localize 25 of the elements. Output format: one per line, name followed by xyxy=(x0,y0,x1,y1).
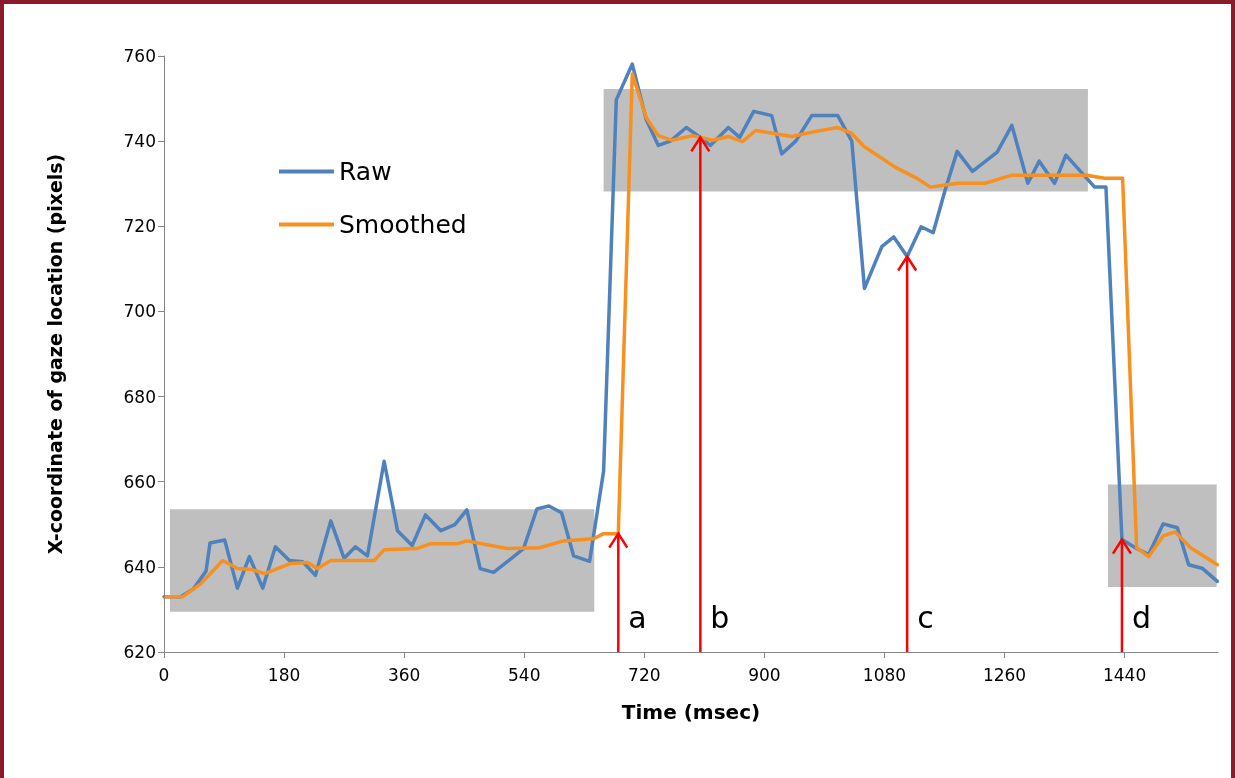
y-tick-label: 740 xyxy=(123,131,156,152)
y-tick-label: 720 xyxy=(123,216,156,237)
x-tick-label: 1440 xyxy=(1102,664,1147,685)
y-tick-label: 700 xyxy=(123,301,156,322)
legend-label: Smoothed xyxy=(339,210,467,239)
annotation: c xyxy=(917,600,934,635)
x-tick-label: 180 xyxy=(267,664,301,685)
y-tick-label: 680 xyxy=(123,386,156,407)
y-tick-label: 640 xyxy=(123,556,156,577)
y-axis-title: X-coordinate of gaze location (pixels) xyxy=(43,153,66,555)
x-tick-label: 1080 xyxy=(862,664,907,685)
y-tick-label: 760 xyxy=(123,46,156,66)
x-tick-label: 540 xyxy=(508,664,541,685)
x-tick-label: 900 xyxy=(748,664,781,685)
annotation: d xyxy=(1131,600,1151,635)
y-tick-label: 620 xyxy=(123,642,156,662)
x-axis-title: Time (msec) xyxy=(621,700,761,724)
x-tick-label: 1260 xyxy=(982,664,1027,685)
x-tick-label: 360 xyxy=(387,664,421,685)
x-tick-label: 720 xyxy=(628,664,661,685)
legend-label: Raw xyxy=(339,157,392,186)
x-tick-label: 0 xyxy=(158,664,170,685)
y-tick-label: 660 xyxy=(123,471,156,492)
annotation: a xyxy=(628,600,647,635)
annotation: b xyxy=(710,600,730,635)
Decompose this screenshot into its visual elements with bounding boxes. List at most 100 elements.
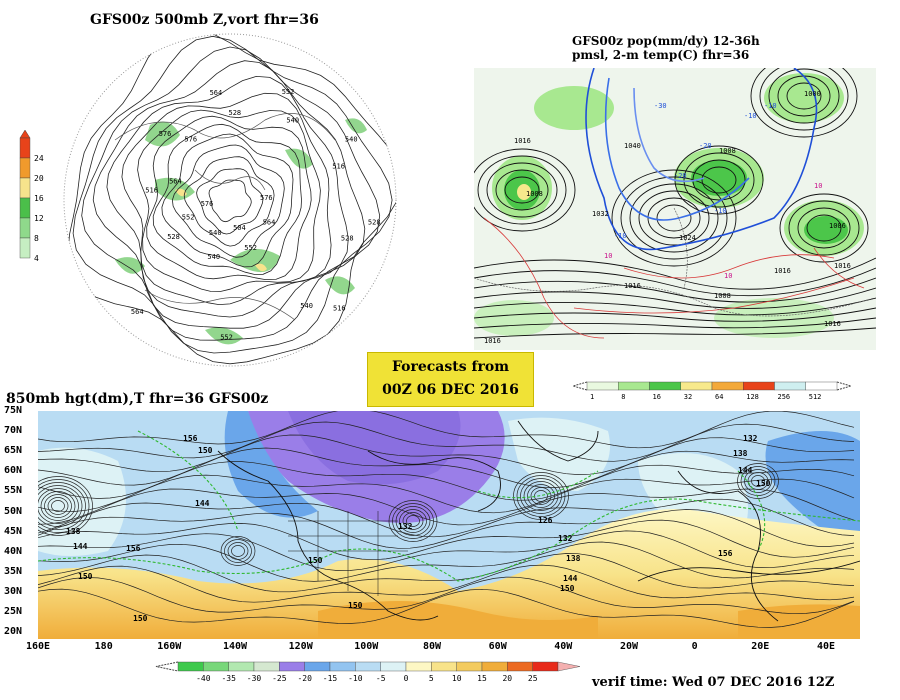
low-contour (38, 476, 93, 536)
isotherm (737, 470, 766, 552)
colorbar-segment (19, 157, 31, 179)
colorbar-segment (19, 217, 31, 239)
colorbar-segment (19, 137, 31, 159)
height-contour (38, 509, 855, 549)
contour-label: 552 (282, 88, 295, 96)
pressure-label: 1016 (774, 267, 791, 275)
isobar (620, 176, 728, 260)
low-contour (47, 497, 69, 515)
latitude-label: 35N (4, 565, 23, 577)
isotherm (137, 430, 239, 532)
temperature-label: -30 (654, 102, 667, 110)
height-contour (38, 421, 855, 462)
longitude-label: 160E (25, 641, 51, 652)
colorbar-tick-label: 64 (715, 393, 723, 401)
colorbar-segment (19, 237, 31, 259)
height-label: 156 (718, 549, 733, 558)
colorbar-segment (304, 661, 331, 672)
low-contour (44, 494, 72, 518)
temp-contour-warm (573, 277, 855, 314)
colorbar-arrow (836, 381, 853, 391)
low-contour (38, 488, 79, 524)
colorbar-segment (680, 381, 713, 391)
colorbar-segment (507, 661, 533, 672)
height-label: 144 (563, 574, 578, 583)
colorbar-segment (431, 661, 457, 672)
isobar (611, 169, 737, 267)
contour-label: 540 (209, 229, 222, 237)
temperature-colorbar: -40 -35 -30 -25 -20 -15 -10 -5 0 5 10 15 20 25 (155, 661, 581, 683)
longitude-label: 40E (816, 641, 836, 652)
colorbar-arrow (557, 661, 581, 672)
height-contour (38, 434, 855, 475)
country-border (673, 207, 688, 289)
temp-band-minus15 (765, 431, 860, 551)
contour-label: 576 (201, 200, 214, 208)
contour-label: 564 (210, 89, 223, 97)
low-contour (38, 479, 90, 533)
contour-label: 516 (333, 304, 346, 312)
coastline (367, 450, 501, 512)
low-contour (520, 478, 562, 514)
height-contour (38, 447, 855, 488)
low-contour (224, 539, 252, 563)
temp-contour-cold (633, 87, 705, 183)
contour-label: 564 (263, 219, 276, 227)
vort-blob (205, 327, 243, 345)
temperature-label: -20 (674, 172, 687, 180)
low-contour (406, 515, 420, 527)
colorbar-segment (228, 661, 255, 672)
longitude-label: 140W (222, 641, 248, 652)
height-label: 150 (348, 601, 363, 610)
pressure-label: 1008 (719, 147, 736, 155)
forecast-init-line2: 00Z 06 DEC 2016 (382, 382, 519, 398)
contour-label: 528 (368, 218, 381, 226)
low-contour (530, 487, 552, 505)
longitude-label: 100W (354, 641, 379, 652)
isobar (474, 307, 876, 322)
height-label: 150 (198, 446, 213, 455)
height-contour (208, 179, 252, 223)
longitude-label: 120W (288, 641, 313, 652)
low-contour (747, 472, 769, 490)
pressure-label: 1008 (714, 292, 731, 300)
height-label: 138 (66, 527, 81, 536)
isobar (474, 148, 576, 232)
temperature-label: -10 (614, 232, 627, 240)
colorbar-arrow (19, 130, 31, 139)
colorbar-tick-label: 256 (778, 393, 791, 401)
isotherm (477, 470, 599, 499)
isobar (701, 166, 737, 194)
colorbar-tick-label: -30 (247, 674, 262, 683)
longitude-label: 0 (691, 641, 698, 652)
colorbar-tick-label: 8 (621, 393, 625, 401)
colorbar-tick-label: -10 (348, 674, 363, 683)
longitude-label: 20E (751, 641, 770, 652)
height-label: 138 (733, 449, 748, 458)
precip-area (804, 216, 848, 244)
height-label: 150 (756, 479, 771, 488)
coastline (637, 560, 860, 582)
forecast-init-box: Forecasts from 00Z 06 DEC 2016 (367, 352, 534, 407)
latitude-label: 55N (4, 485, 23, 497)
pressure-label: 1008 (526, 190, 543, 198)
colorbar-arrow (571, 381, 588, 391)
colorbar-segment (618, 381, 650, 391)
height-contour (67, 34, 396, 365)
height-contour (137, 109, 321, 292)
vort-blob (285, 148, 313, 169)
contour-label: 552 (244, 244, 257, 252)
height-label: 126 (538, 516, 553, 525)
colorbar-segment (329, 661, 356, 672)
colorbar-tick-label: -5 (376, 674, 386, 683)
coastline (677, 470, 779, 622)
isobar (474, 297, 876, 316)
isobar (786, 82, 822, 110)
colorbar-tick-label: -40 (196, 674, 211, 683)
temperature-label: -20 (699, 142, 712, 150)
contour-label: 552 (182, 214, 195, 222)
height-label: 144 (738, 466, 753, 475)
temperature-label: -10 (744, 112, 757, 120)
contour-label: 576 (184, 136, 197, 144)
low-contour (220, 536, 256, 566)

== == ==

_REQUIREMENTS_
Return every item above line for line, without any change, and leave out the pictures.

_RESULT_
localize 25 of the elements. Output format: one per line, name followed by xyxy=(x0,y0,x1,y1).
y-tick-label: 740 xyxy=(123,131,156,152)
y-tick-label: 720 xyxy=(123,216,156,237)
x-tick-label: 1440 xyxy=(1102,664,1147,685)
y-tick-label: 700 xyxy=(123,301,156,322)
legend-label: Smoothed xyxy=(339,210,467,239)
annotation: c xyxy=(917,600,934,635)
x-tick-label: 180 xyxy=(267,664,301,685)
y-tick-label: 680 xyxy=(123,386,156,407)
y-tick-label: 640 xyxy=(123,556,156,577)
y-axis-title: X-coordinate of gaze location (pixels) xyxy=(43,153,66,555)
x-tick-label: 1080 xyxy=(862,664,907,685)
y-tick-label: 760 xyxy=(123,46,156,66)
x-tick-label: 540 xyxy=(508,664,541,685)
x-tick-label: 900 xyxy=(748,664,781,685)
annotation: d xyxy=(1131,600,1151,635)
y-tick-label: 620 xyxy=(123,642,156,662)
x-axis-title: Time (msec) xyxy=(621,700,761,724)
x-tick-label: 1260 xyxy=(982,664,1027,685)
x-tick-label: 360 xyxy=(387,664,421,685)
x-tick-label: 720 xyxy=(628,664,661,685)
legend-label: Raw xyxy=(339,157,392,186)
x-tick-label: 0 xyxy=(158,664,170,685)
y-tick-label: 660 xyxy=(123,471,156,492)
annotation: a xyxy=(628,600,647,635)
annotation: b xyxy=(710,600,730,635)
Decompose this screenshot into its visual elements with bounding boxes. List at most 100 elements.
low-contour (38, 476, 93, 536)
isotherm (737, 470, 766, 552)
colorbar-segment (19, 157, 31, 179)
colorbar-segment (19, 217, 31, 239)
colorbar-segment (19, 137, 31, 159)
height-contour (38, 509, 855, 549)
contour-label: 552 (282, 88, 295, 96)
pressure-label: 1016 (774, 267, 791, 275)
isobar (620, 176, 728, 260)
low-contour (47, 497, 69, 515)
latitude-label: 35N (4, 565, 23, 577)
isotherm (137, 430, 239, 532)
temperature-label: -30 (654, 102, 667, 110)
height-contour (38, 421, 855, 462)
longitude-label: 160E (25, 641, 51, 652)
colorbar-tick-label: 64 (715, 393, 723, 401)
colorbar-segment (19, 237, 31, 259)
height-label: 156 (718, 549, 733, 558)
colorbar-segment (304, 661, 331, 672)
low-contour (44, 494, 72, 518)
temp-contour-warm (573, 277, 855, 314)
colorbar-arrow (836, 381, 853, 391)
low-contour (38, 488, 79, 524)
colorbar-segment (680, 381, 713, 391)
colorbar-segment (507, 661, 533, 672)
height-label: 144 (563, 574, 578, 583)
colorbar-segment (431, 661, 457, 672)
isobar (611, 169, 737, 267)
contour-label: 540 (209, 229, 222, 237)
temperature-colorbar: -40 -35 -30 -25 -20 -15 -10 -5 0 5 10 15 20 25 (155, 661, 581, 683)
longitude-label: 40E (816, 641, 836, 652)
colorbar-arrow (557, 661, 581, 672)
height-contour (38, 434, 855, 475)
country-border (673, 207, 688, 289)
temp-band-minus15 (765, 431, 860, 551)
contour-label: 576 (201, 200, 214, 208)
contour-label: 564 (210, 89, 223, 97)
low-contour (38, 479, 90, 533)
contour-label: 516 (333, 304, 346, 312)
coastline (367, 450, 501, 512)
low-contour (520, 478, 562, 514)
height-contour (38, 447, 855, 488)
low-contour (224, 539, 252, 563)
temp-contour-cold (633, 87, 705, 183)
contour-label: 564 (263, 219, 276, 227)
vort-blob (205, 327, 243, 345)
temperature-label: -20 (674, 172, 687, 180)
low-contour (406, 515, 420, 527)
colorbar-segment (228, 661, 255, 672)
longitude-label: 140W (222, 641, 248, 652)
height-label: 150 (348, 601, 363, 610)
pressure-label: 1008 (719, 147, 736, 155)
forecast-init-line2: 00Z 06 DEC 2016 (382, 382, 519, 398)
contour-label: 528 (368, 218, 381, 226)
low-contour (530, 487, 552, 505)
longitude-label: 100W (354, 641, 379, 652)
isobar (474, 307, 876, 322)
height-label: 150 (198, 446, 213, 455)
height-contour (208, 179, 252, 223)
longitude-label: 120W (288, 641, 313, 652)
low-contour (747, 472, 769, 490)
pressure-label: 1008 (714, 292, 731, 300)
height-label: 138 (66, 527, 81, 536)
isobar (474, 148, 576, 232)
temperature-label: -10 (614, 232, 627, 240)
colorbar-arrow (19, 130, 31, 139)
colorbar-tick-label: 256 (778, 393, 791, 401)
isotherm (477, 470, 599, 499)
isobar (701, 166, 737, 194)
colorbar-tick-label: -30 (247, 674, 262, 683)
longitude-label: 0 (691, 641, 698, 652)
colorbar-tick-label: 8 (621, 393, 625, 401)
colorbar-tick-label: -10 (348, 674, 363, 683)
longitude-label: 20E (751, 641, 770, 652)
height-label: 138 (733, 449, 748, 458)
precip-area (804, 216, 848, 244)
height-label: 150 (756, 479, 771, 488)
coastline (637, 560, 860, 582)
forecast-init-box: Forecasts from 00Z 06 DEC 2016 (367, 352, 534, 407)
latitude-label: 55N (4, 485, 23, 497)
pressure-label: 1008 (526, 190, 543, 198)
colorbar-arrow (571, 381, 588, 391)
colorbar-segment (618, 381, 650, 391)
height-contour (67, 34, 396, 365)
height-contour (137, 109, 321, 292)
vort-blob (285, 148, 313, 169)
contour-label: 552 (244, 244, 257, 252)
height-label: 126 (538, 516, 553, 525)
colorbar-segment (329, 661, 356, 672)
colorbar-tick-label: -5 (376, 674, 386, 683)
coastline (677, 470, 779, 622)
isobar (474, 297, 876, 316)
isobar (786, 82, 822, 110)
colorbar-tick-label: -40 (196, 674, 211, 683)
temperature-label: -20 (699, 142, 712, 150)
contour-label: 552 (182, 214, 195, 222)
height-label: 144 (738, 466, 753, 475)
temperature-label: -10 (744, 112, 757, 120)
contour-label: 576 (184, 136, 197, 144)
low-contour (220, 536, 256, 566)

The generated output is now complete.